● Exercise task
Copy all of the material exactly. Pictures are not to appear in the copy.

— Start of Data entries —

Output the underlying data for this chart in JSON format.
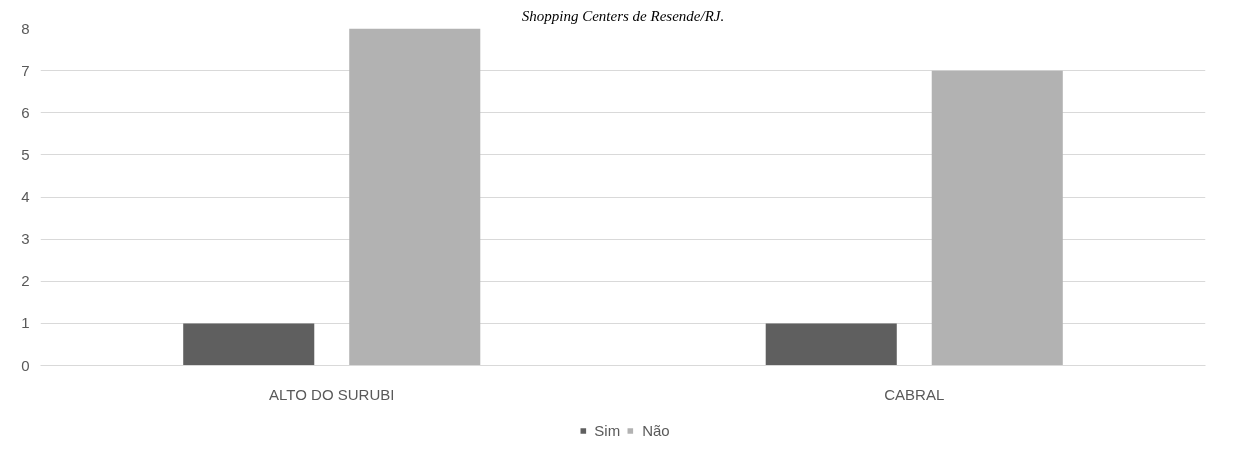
{
  "chart_data": {
    "type": "bar",
    "title": "Shopping Centers de Resende/RJ.",
    "categories": [
      "ALTO DO SURUBI",
      "CABRAL"
    ],
    "series": [
      {
        "name": "Sim",
        "color": "#5f5f5f",
        "values": [
          1,
          1
        ]
      },
      {
        "name": "Não",
        "color": "#b2b2b2",
        "values": [
          8,
          7
        ]
      }
    ],
    "ylim": [
      0,
      8
    ],
    "yticks": [
      0,
      1,
      2,
      3,
      4,
      5,
      6,
      7,
      8
    ],
    "grid": "y",
    "legend": "bottom"
  }
}
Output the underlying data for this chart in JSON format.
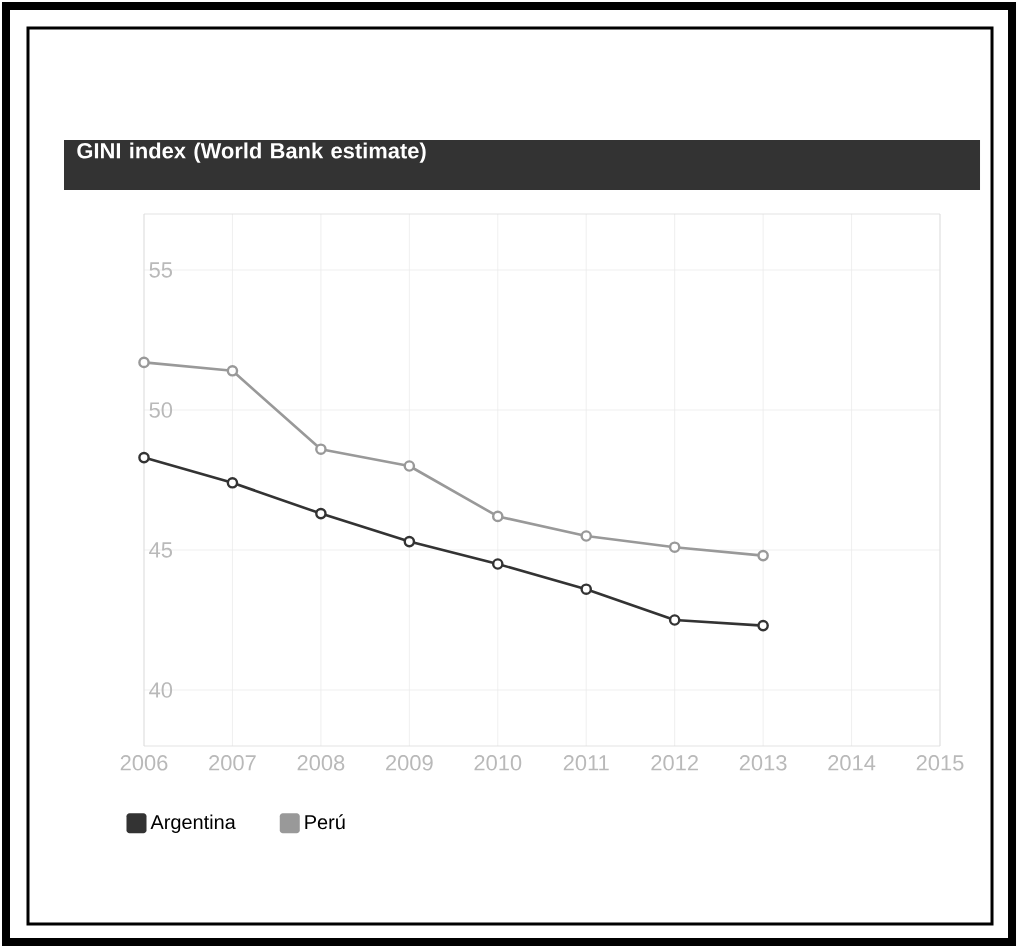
{
  "chart_data": {
    "type": "line",
    "title": "GINI index (World Bank estimate)",
    "x": [
      2006,
      2007,
      2008,
      2009,
      2010,
      2011,
      2012,
      2013
    ],
    "xlim": [
      2006,
      2015
    ],
    "xticks": [
      2006,
      2007,
      2008,
      2009,
      2010,
      2011,
      2012,
      2013,
      2014,
      2015
    ],
    "ylim": [
      38,
      57
    ],
    "yticks": [
      40,
      45,
      50,
      55
    ],
    "series": [
      {
        "name": "Argentina",
        "color": "#333333",
        "values": [
          48.3,
          47.4,
          46.3,
          45.3,
          44.5,
          43.6,
          42.5,
          42.3
        ]
      },
      {
        "name": "Perú",
        "color": "#999999",
        "values": [
          51.7,
          51.4,
          48.6,
          48.0,
          46.2,
          45.5,
          45.1,
          44.8
        ]
      }
    ],
    "grid": true,
    "legend": "bottom left",
    "marker": "circle"
  }
}
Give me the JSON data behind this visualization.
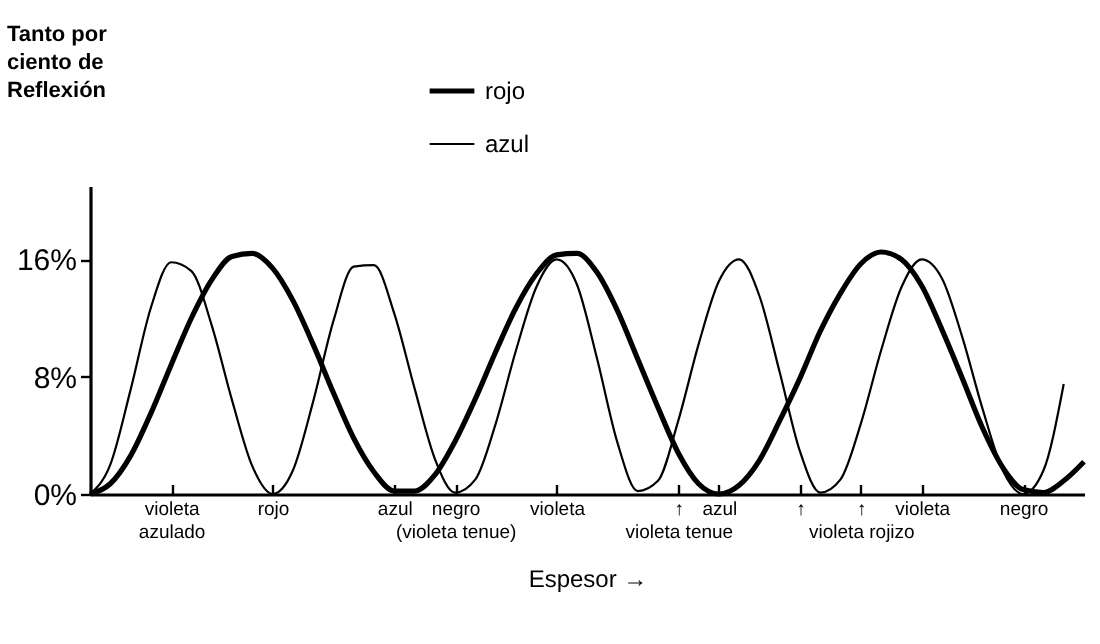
{
  "chart_data": {
    "type": "line",
    "ylabel": "Tanto por ciento de Reflexión",
    "xlabel": "Espesor →",
    "ylim": [
      0,
      21
    ],
    "yticks": [
      {
        "value": 0,
        "label": "0%"
      },
      {
        "value": 8,
        "label": "8%"
      },
      {
        "value": 16,
        "label": "16%"
      }
    ],
    "categories": [
      null,
      null,
      null,
      null,
      "violeta\nazulado",
      null,
      null,
      null,
      null,
      "rojo",
      null,
      null,
      null,
      null,
      null,
      "azul",
      null,
      null,
      "negro\n(violeta tenue)",
      null,
      null,
      null,
      null,
      "violeta",
      null,
      null,
      null,
      null,
      null,
      "↑\nvioleta tenue",
      null,
      "azul",
      null,
      null,
      null,
      "↑",
      null,
      null,
      "↑\nvioleta rojizo",
      null,
      null,
      "violeta",
      null,
      null,
      null,
      null,
      "negro",
      null,
      null,
      null
    ],
    "legend": "top",
    "grid": false,
    "marker": "none",
    "line_style": "solid",
    "series": [
      {
        "name": "rojo",
        "color": "#000000",
        "values": [
          0,
          0.7,
          2.6,
          5.5,
          8.8,
          12.0,
          14.6,
          16.2,
          16.4,
          15.4,
          13.2,
          10.2,
          6.9,
          3.8,
          1.5,
          0.2,
          0.2,
          1.3,
          3.6,
          6.5,
          9.7,
          12.7,
          15.0,
          16.3,
          16.4,
          15.1,
          12.5,
          9.2,
          5.9,
          2.8,
          0.7,
          0,
          0.6,
          2.3,
          5.0,
          7.9,
          11.1,
          13.7,
          15.7,
          16.5,
          16.0,
          14.2,
          11.2,
          7.9,
          4.5,
          1.8,
          0.3,
          0.1,
          0.9,
          2.2
        ]
      },
      {
        "name": "azul",
        "color": "#000000",
        "values": [
          0,
          2.0,
          7.1,
          12.7,
          15.8,
          15.2,
          11.5,
          6.4,
          1.9,
          0,
          1.6,
          6.3,
          11.8,
          15.5,
          15.6,
          12.3,
          7.2,
          2.4,
          0.1,
          1.0,
          4.8,
          9.8,
          14.1,
          16.0,
          14.3,
          9.2,
          3.5,
          0.2,
          0.9,
          5.0,
          10.2,
          14.5,
          16.0,
          13.5,
          8.3,
          2.9,
          0.1,
          1.0,
          4.8,
          9.8,
          14.1,
          16.0,
          14.7,
          10.7,
          5.8,
          1.6,
          0,
          1.6,
          7.5,
          null
        ]
      }
    ]
  }
}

— End of Data entries —

● Problem solution
Output the underlying data for this chart in JSON format.
{
  "chart_data": {
    "type": "bar",
    "title": "Shopping Centers de Resende/RJ.",
    "categories": [
      "ALTO DO SURUBI",
      "CABRAL"
    ],
    "series": [
      {
        "name": "Sim",
        "color": "#5f5f5f",
        "values": [
          1,
          1
        ]
      },
      {
        "name": "Não",
        "color": "#b2b2b2",
        "values": [
          8,
          7
        ]
      }
    ],
    "ylim": [
      0,
      8
    ],
    "yticks": [
      0,
      1,
      2,
      3,
      4,
      5,
      6,
      7,
      8
    ],
    "grid": "y",
    "legend": "bottom"
  }
}
Output the underlying data for this chart in JSON format.
{
  "chart_data": {
    "type": "line",
    "title": "GINI index (World Bank estimate)",
    "x": [
      2006,
      2007,
      2008,
      2009,
      2010,
      2011,
      2012,
      2013
    ],
    "xlim": [
      2006,
      2015
    ],
    "xticks": [
      2006,
      2007,
      2008,
      2009,
      2010,
      2011,
      2012,
      2013,
      2014,
      2015
    ],
    "ylim": [
      38,
      57
    ],
    "yticks": [
      40,
      45,
      50,
      55
    ],
    "series": [
      {
        "name": "Argentina",
        "color": "#333333",
        "values": [
          48.3,
          47.4,
          46.3,
          45.3,
          44.5,
          43.6,
          42.5,
          42.3
        ]
      },
      {
        "name": "Perú",
        "color": "#999999",
        "values": [
          51.7,
          51.4,
          48.6,
          48.0,
          46.2,
          45.5,
          45.1,
          44.8
        ]
      }
    ],
    "grid": true,
    "legend": "bottom left",
    "marker": "circle"
  }
}
Give me the JSON data behind this visualization.
{
  "chart_data": {
    "type": "line",
    "ylabel": "Tanto por ciento de Reflexión",
    "xlabel": "Espesor →",
    "ylim": [
      0,
      21
    ],
    "yticks": [
      {
        "value": 0,
        "label": "0%"
      },
      {
        "value": 8,
        "label": "8%"
      },
      {
        "value": 16,
        "label": "16%"
      }
    ],
    "categories": [
      null,
      null,
      null,
      null,
      "violeta\nazulado",
      null,
      null,
      null,
      null,
      "rojo",
      null,
      null,
      null,
      null,
      null,
      "azul",
      null,
      null,
      "negro\n(violeta tenue)",
      null,
      null,
      null,
      null,
      "violeta",
      null,
      null,
      null,
      null,
      null,
      "↑\nvioleta tenue",
      null,
      "azul",
      null,
      null,
      null,
      "↑",
      null,
      null,
      "↑\nvioleta rojizo",
      null,
      null,
      "violeta",
      null,
      null,
      null,
      null,
      "negro",
      null,
      null,
      null
    ],
    "legend": "top",
    "grid": false,
    "marker": "none",
    "line_style": "solid",
    "series": [
      {
        "name": "rojo",
        "color": "#000000",
        "values": [
          0,
          0.7,
          2.6,
          5.5,
          8.8,
          12.0,
          14.6,
          16.2,
          16.4,
          15.4,
          13.2,
          10.2,
          6.9,
          3.8,
          1.5,
          0.2,
          0.2,
          1.3,
          3.6,
          6.5,
          9.7,
          12.7,
          15.0,
          16.3,
          16.4,
          15.1,
          12.5,
          9.2,
          5.9,
          2.8,
          0.7,
          0,
          0.6,
          2.3,
          5.0,
          7.9,
          11.1,
          13.7,
          15.7,
          16.5,
          16.0,
          14.2,
          11.2,
          7.9,
          4.5,
          1.8,
          0.3,
          0.1,
          0.9,
          2.2
        ]
      },
      {
        "name": "azul",
        "color": "#000000",
        "values": [
          0,
          2.0,
          7.1,
          12.7,
          15.8,
          15.2,
          11.5,
          6.4,
          1.9,
          0,
          1.6,
          6.3,
          11.8,
          15.5,
          15.6,
          12.3,
          7.2,
          2.4,
          0.1,
          1.0,
          4.8,
          9.8,
          14.1,
          16.0,
          14.3,
          9.2,
          3.5,
          0.2,
          0.9,
          5.0,
          10.2,
          14.5,
          16.0,
          13.5,
          8.3,
          2.9,
          0.1,
          1.0,
          4.8,
          9.8,
          14.1,
          16.0,
          14.7,
          10.7,
          5.8,
          1.6,
          0,
          1.6,
          7.5,
          null
        ]
      }
    ]
  }
}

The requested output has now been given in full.